▶ **TASK**
Reproduce exactly the final portion of the data: every line from the one containing "Parse this screenshot: output" through the last line, inclusive.

▶ **RECORDED INFORMATION**
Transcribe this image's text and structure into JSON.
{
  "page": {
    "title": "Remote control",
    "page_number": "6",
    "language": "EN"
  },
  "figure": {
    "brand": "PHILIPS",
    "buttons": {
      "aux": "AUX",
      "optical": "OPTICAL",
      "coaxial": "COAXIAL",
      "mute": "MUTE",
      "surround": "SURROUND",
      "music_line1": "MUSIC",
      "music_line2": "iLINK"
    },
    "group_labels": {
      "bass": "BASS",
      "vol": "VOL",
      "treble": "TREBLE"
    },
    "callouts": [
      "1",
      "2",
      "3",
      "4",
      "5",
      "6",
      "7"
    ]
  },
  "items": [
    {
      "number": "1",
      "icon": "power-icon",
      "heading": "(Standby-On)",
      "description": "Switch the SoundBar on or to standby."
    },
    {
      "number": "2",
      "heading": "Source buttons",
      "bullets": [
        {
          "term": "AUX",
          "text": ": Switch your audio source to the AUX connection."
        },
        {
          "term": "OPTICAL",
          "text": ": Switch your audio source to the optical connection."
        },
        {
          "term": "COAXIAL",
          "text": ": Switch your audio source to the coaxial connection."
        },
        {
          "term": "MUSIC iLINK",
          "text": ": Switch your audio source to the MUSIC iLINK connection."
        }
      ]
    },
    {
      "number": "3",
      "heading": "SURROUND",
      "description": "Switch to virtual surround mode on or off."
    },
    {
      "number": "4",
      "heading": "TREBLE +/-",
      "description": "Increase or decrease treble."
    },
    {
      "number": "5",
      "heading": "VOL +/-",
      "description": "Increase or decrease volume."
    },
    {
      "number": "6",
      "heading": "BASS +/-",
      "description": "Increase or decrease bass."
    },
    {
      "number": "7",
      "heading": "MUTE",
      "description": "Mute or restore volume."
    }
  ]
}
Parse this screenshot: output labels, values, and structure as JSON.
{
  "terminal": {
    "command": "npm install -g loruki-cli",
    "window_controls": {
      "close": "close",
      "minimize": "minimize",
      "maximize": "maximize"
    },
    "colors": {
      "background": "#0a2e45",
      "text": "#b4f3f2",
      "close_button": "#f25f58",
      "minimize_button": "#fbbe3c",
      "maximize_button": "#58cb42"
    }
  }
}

▶ **RESULT**
Parse this screenshot: output labels, values, and structure as JSON.
{
  "terminal": {
    "command": "npm install -g loruki-cli",
    "window_controls": {
      "close": "close",
      "minimize": "minimize",
      "maximize": "maximize"
    },
    "colors": {
      "background": "#0a2e45",
      "text": "#b4f3f2",
      "close_button": "#f25f58",
      "minimize_button": "#fbbe3c",
      "maximize_button": "#58cb42"
    }
  }
}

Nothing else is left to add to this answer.